▶ **WHAT THE TASK REQUIRES**: Please copy the following data line for line, without changing anything.

'''

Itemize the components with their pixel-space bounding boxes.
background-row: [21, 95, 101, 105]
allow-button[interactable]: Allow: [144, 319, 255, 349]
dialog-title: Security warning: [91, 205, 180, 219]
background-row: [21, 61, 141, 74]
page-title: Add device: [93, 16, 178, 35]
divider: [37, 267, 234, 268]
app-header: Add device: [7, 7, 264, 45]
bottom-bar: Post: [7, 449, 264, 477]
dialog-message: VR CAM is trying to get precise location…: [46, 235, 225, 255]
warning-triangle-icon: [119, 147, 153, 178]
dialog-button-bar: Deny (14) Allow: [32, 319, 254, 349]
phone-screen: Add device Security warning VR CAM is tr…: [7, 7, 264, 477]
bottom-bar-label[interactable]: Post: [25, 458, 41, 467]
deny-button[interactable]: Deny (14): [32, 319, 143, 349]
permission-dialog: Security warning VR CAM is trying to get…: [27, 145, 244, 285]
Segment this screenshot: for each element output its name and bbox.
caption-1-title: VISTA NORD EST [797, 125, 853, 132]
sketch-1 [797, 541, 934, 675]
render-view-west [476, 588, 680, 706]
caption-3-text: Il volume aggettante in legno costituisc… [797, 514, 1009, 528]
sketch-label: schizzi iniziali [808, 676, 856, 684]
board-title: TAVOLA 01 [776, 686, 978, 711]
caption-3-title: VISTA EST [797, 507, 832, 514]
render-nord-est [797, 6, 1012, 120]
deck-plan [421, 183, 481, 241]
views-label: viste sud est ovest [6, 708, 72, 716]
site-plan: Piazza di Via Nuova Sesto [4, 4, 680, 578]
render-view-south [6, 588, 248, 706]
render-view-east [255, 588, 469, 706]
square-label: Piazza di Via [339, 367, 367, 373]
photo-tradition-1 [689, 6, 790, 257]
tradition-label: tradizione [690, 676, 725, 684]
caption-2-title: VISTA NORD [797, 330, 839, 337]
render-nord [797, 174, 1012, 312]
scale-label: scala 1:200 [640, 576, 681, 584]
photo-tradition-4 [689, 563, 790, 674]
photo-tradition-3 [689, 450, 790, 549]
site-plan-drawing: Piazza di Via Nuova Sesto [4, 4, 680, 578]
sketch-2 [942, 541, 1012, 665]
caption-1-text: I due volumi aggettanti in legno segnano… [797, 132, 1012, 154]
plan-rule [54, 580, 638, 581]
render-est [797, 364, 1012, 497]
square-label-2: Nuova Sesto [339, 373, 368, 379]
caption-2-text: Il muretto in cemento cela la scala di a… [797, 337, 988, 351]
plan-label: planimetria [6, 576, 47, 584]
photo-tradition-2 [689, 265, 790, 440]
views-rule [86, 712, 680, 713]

'''

▶ **TASK RESULT**:
Itemize the components with their pixel-space bounding boxes.
background-row: [21, 95, 101, 105]
allow-button[interactable]: Allow: [144, 319, 255, 349]
dialog-title: Security warning: [91, 205, 180, 219]
background-row: [21, 61, 141, 74]
page-title: Add device: [93, 16, 178, 35]
divider: [37, 267, 234, 268]
app-header: Add device: [7, 7, 264, 45]
bottom-bar: Post: [7, 449, 264, 477]
dialog-message: VR CAM is trying to get precise location…: [46, 235, 225, 255]
warning-triangle-icon: [119, 147, 153, 178]
dialog-button-bar: Deny (14) Allow: [32, 319, 254, 349]
phone-screen: Add device Security warning VR CAM is tr…: [7, 7, 264, 477]
bottom-bar-label[interactable]: Post: [25, 458, 41, 467]
deny-button[interactable]: Deny (14): [32, 319, 143, 349]
permission-dialog: Security warning VR CAM is trying to get…: [27, 145, 244, 285]
Segment this screenshot: for each element output its name and bbox.
caption-1-title: VISTA NORD EST [797, 125, 853, 132]
sketch-1 [797, 541, 934, 675]
render-view-west [476, 588, 680, 706]
caption-3-text: Il volume aggettante in legno costituisc… [797, 514, 1009, 528]
sketch-label: schizzi iniziali [808, 676, 856, 684]
board-title: TAVOLA 01 [776, 686, 978, 711]
caption-3-title: VISTA EST [797, 507, 832, 514]
render-nord-est [797, 6, 1012, 120]
deck-plan [421, 183, 481, 241]
views-label: viste sud est ovest [6, 708, 72, 716]
site-plan: Piazza di Via Nuova Sesto [4, 4, 680, 578]
render-view-south [6, 588, 248, 706]
render-view-east [255, 588, 469, 706]
square-label: Piazza di Via [339, 367, 367, 373]
photo-tradition-1 [689, 6, 790, 257]
tradition-label: tradizione [690, 676, 725, 684]
caption-2-title: VISTA NORD [797, 330, 839, 337]
render-nord [797, 174, 1012, 312]
scale-label: scala 1:200 [640, 576, 681, 584]
photo-tradition-4 [689, 563, 790, 674]
photo-tradition-3 [689, 450, 790, 549]
site-plan-drawing: Piazza di Via Nuova Sesto [4, 4, 680, 578]
sketch-2 [942, 541, 1012, 665]
caption-1-text: I due volumi aggettanti in legno segnano… [797, 132, 1012, 154]
plan-rule [54, 580, 638, 581]
render-est [797, 364, 1012, 497]
square-label-2: Nuova Sesto [339, 373, 368, 379]
caption-2-text: Il muretto in cemento cela la scala di a… [797, 337, 988, 351]
plan-label: planimetria [6, 576, 47, 584]
photo-tradition-2 [689, 265, 790, 440]
views-rule [86, 712, 680, 713]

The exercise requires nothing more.